## START

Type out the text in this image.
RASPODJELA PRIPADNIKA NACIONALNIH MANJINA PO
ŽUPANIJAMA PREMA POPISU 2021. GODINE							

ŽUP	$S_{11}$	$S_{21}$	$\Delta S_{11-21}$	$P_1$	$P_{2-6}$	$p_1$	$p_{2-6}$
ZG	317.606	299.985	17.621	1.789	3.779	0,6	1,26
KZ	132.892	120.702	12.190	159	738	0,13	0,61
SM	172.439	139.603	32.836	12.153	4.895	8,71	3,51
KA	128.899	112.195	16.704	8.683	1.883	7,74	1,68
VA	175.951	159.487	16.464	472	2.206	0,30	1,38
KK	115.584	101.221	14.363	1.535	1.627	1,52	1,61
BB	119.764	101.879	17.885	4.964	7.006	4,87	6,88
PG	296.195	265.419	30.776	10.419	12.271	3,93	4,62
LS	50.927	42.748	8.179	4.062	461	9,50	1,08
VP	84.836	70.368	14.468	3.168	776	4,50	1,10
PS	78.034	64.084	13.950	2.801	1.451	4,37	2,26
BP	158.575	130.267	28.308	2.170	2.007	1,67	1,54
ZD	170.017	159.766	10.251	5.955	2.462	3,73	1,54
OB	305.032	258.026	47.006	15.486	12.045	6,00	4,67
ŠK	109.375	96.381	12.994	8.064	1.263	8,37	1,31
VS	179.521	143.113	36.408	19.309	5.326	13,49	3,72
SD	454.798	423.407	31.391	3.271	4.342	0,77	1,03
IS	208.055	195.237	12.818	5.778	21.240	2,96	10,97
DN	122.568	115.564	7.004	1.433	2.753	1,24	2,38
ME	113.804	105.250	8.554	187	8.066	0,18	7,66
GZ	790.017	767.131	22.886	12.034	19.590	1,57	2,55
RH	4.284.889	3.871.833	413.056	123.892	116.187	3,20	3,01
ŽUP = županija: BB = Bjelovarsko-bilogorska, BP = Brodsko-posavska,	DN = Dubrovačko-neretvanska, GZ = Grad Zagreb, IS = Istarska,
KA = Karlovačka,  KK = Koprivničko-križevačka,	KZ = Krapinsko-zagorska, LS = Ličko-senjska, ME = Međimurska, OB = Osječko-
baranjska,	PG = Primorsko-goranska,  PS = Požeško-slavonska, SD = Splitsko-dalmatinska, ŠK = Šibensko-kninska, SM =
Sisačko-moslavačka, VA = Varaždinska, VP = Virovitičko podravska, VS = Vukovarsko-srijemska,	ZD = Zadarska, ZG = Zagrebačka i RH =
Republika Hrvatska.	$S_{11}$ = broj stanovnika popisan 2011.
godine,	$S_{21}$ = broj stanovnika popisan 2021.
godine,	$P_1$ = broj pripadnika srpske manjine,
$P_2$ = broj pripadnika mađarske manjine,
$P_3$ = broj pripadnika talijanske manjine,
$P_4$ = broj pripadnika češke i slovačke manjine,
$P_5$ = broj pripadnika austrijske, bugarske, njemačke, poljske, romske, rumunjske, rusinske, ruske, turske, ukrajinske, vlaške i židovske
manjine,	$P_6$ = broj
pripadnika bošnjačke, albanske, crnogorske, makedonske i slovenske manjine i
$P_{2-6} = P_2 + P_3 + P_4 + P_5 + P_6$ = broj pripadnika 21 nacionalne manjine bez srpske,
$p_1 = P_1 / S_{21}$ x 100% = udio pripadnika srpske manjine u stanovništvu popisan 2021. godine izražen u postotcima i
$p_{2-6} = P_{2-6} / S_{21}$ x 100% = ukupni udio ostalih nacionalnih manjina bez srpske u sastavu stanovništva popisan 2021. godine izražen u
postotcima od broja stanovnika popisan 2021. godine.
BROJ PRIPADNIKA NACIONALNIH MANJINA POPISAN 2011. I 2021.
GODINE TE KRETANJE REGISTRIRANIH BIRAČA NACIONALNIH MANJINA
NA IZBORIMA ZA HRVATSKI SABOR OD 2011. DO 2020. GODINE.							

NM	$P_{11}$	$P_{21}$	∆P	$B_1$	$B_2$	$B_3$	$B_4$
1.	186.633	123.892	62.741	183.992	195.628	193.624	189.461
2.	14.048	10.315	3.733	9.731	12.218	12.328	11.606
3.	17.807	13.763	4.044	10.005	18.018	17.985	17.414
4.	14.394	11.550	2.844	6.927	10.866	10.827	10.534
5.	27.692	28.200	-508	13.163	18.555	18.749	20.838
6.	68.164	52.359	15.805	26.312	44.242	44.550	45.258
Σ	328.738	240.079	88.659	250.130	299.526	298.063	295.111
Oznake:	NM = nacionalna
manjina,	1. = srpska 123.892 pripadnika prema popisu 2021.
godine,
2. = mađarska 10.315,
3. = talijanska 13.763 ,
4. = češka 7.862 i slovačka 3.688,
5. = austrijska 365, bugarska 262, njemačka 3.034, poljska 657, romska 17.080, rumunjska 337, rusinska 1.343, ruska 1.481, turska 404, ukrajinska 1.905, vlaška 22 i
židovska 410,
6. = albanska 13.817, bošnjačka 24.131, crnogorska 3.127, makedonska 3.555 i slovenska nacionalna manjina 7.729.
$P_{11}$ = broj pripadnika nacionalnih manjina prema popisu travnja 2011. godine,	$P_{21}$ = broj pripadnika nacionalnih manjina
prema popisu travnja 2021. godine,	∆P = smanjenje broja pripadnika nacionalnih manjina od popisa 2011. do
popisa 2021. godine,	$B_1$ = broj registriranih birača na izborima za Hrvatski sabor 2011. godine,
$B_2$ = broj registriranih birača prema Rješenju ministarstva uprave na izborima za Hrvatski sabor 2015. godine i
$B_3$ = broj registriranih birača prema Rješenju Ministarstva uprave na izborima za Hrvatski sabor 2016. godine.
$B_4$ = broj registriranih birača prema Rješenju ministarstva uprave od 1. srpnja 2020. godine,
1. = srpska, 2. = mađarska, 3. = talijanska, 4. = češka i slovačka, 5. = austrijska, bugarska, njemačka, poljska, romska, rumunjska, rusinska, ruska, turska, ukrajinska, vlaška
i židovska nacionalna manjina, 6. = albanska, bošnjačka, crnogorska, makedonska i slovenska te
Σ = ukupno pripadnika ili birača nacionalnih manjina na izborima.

## END
## START

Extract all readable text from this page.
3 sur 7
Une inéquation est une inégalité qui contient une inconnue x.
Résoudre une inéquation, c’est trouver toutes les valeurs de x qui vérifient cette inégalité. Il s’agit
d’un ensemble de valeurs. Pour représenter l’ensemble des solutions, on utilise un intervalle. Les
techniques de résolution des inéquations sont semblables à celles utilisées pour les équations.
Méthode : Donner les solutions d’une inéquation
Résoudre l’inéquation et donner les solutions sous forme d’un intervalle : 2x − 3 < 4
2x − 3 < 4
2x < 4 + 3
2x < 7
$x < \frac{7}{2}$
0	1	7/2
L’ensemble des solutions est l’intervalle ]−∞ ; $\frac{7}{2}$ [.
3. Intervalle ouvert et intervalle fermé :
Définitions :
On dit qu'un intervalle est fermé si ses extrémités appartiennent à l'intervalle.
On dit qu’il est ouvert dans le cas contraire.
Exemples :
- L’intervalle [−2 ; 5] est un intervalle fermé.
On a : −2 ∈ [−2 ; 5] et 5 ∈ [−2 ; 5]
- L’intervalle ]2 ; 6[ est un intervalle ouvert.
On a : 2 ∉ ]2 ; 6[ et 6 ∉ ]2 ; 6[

## END
## START

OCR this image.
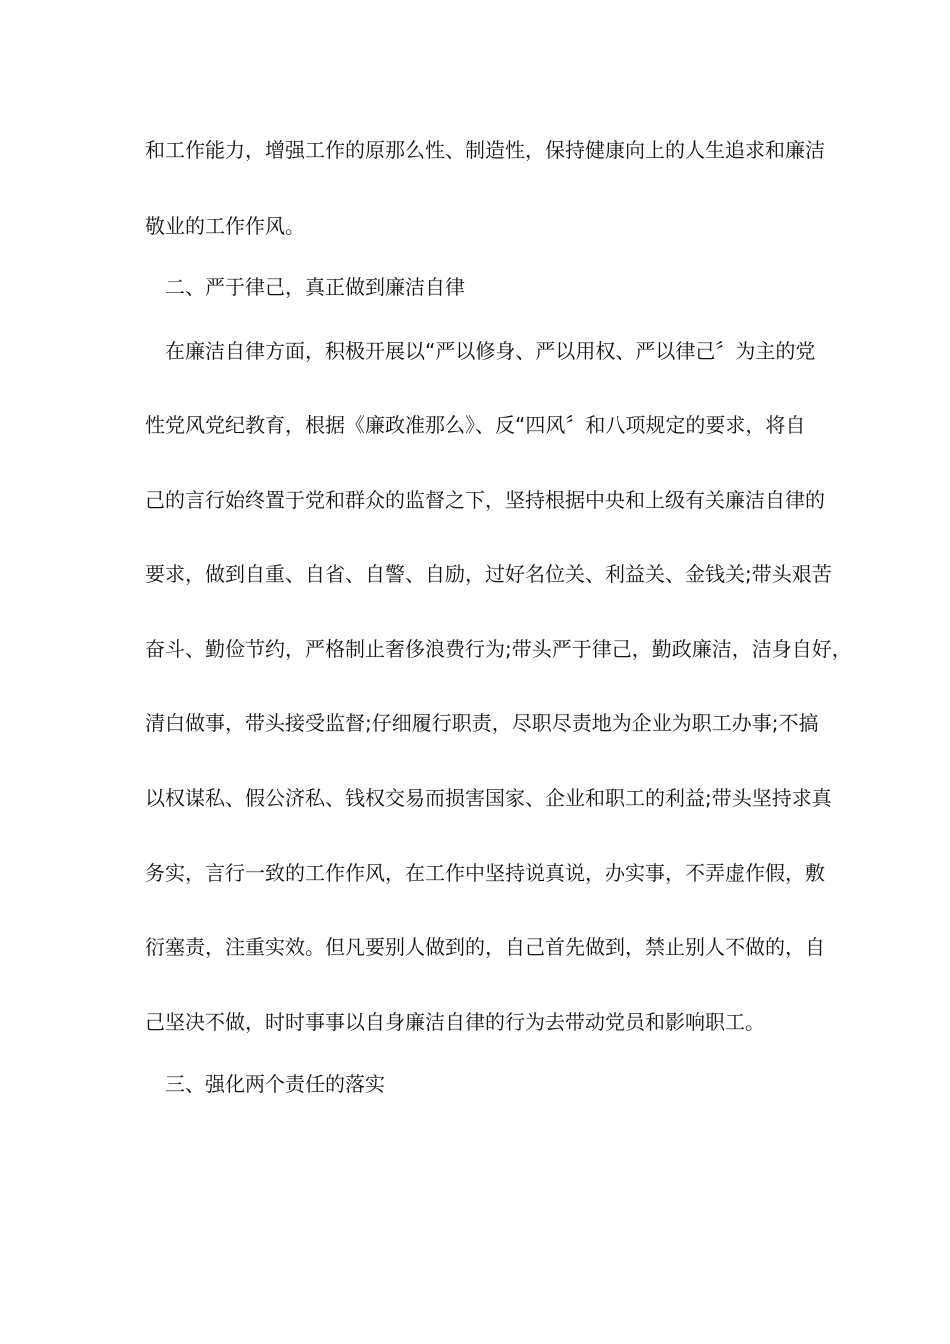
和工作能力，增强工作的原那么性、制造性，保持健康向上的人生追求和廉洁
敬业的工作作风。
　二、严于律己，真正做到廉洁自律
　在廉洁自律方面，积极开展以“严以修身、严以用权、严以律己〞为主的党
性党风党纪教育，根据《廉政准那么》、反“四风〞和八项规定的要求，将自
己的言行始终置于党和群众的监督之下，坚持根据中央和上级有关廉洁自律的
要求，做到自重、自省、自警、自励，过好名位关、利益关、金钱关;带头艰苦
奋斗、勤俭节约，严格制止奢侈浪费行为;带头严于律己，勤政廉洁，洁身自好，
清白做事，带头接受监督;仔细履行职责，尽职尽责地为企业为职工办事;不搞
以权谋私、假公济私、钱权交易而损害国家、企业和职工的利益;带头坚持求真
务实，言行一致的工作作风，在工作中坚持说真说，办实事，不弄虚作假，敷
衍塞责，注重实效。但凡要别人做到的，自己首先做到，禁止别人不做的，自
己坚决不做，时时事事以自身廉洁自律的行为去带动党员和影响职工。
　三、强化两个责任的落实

## END

* _Your task_
Above are the records. Identify each line that contains the word "romska".

* _Exercise answer_
5. = austrijska 365, bugarska 262, njemačka 3.034, poljska 657, romska 17.080, rumunjska 337, rusinska 1.343, ruska 1.481, turska 404, ukrajinska 1.905, vlaška 22 i
1. = srpska, 2. = mađarska, 3. = talijanska, 4. = češka i slovačka, 5. = austrijska, bugarska, njemačka, poljska, romska, rumunjska, rusinska, ruska, turska, ukrajinska, vlaška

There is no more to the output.